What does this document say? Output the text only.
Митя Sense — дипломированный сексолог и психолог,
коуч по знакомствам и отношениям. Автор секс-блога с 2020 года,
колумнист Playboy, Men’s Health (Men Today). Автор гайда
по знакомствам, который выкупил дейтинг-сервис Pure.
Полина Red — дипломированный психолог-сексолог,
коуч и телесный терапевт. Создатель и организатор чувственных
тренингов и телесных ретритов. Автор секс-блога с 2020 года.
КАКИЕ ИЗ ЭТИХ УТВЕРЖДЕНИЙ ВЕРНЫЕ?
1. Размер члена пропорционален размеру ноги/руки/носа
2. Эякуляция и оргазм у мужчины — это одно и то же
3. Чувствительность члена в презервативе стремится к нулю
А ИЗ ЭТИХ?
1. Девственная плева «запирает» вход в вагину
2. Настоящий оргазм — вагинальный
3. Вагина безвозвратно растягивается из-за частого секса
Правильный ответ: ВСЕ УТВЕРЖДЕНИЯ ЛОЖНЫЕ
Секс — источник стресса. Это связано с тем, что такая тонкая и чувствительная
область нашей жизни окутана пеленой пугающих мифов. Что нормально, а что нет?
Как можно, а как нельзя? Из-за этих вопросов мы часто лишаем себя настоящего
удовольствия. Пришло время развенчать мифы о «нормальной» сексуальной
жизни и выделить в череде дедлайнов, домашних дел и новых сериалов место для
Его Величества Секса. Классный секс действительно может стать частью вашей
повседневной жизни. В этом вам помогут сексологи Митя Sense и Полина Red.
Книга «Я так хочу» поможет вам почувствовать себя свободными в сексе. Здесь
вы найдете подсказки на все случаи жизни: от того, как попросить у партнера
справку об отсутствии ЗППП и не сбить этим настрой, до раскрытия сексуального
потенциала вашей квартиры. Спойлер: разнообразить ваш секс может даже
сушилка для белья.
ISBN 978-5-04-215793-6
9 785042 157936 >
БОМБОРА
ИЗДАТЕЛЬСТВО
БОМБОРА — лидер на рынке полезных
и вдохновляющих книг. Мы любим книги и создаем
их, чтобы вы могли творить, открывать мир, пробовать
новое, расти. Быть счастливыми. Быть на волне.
# # # #
- [EXERCISE DETAILS]: Scan the material above. Copy each line that holds the word "вашей".

- [RESULT OF THIS EXERCISE]:
Его Величества Секса. Классный секс действительно может стать частью вашей
потенциала вашей квартиры. Спойлер: разнообразить ваш секс может даже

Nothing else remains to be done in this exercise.